» DIRECTIONS FOR THIS TASK
Copy out all of the data below with no alterations.

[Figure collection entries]
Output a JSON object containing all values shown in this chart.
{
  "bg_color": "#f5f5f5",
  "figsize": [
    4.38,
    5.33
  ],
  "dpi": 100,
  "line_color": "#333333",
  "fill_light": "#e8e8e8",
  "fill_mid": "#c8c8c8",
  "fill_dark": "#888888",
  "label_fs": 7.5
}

» SOLUTION BELOW
Output a JSON object containing all values shown in this chart.
{
  "bg_color": "#f5f5f5",
  "figsize": [
    4.38,
    5.33
  ],
  "dpi": 100,
  "line_color": "#333333",
  "fill_light": "#e8e8e8",
  "fill_mid": "#c8c8c8",
  "fill_dark": "#888888",
  "label_fs": 7.5
}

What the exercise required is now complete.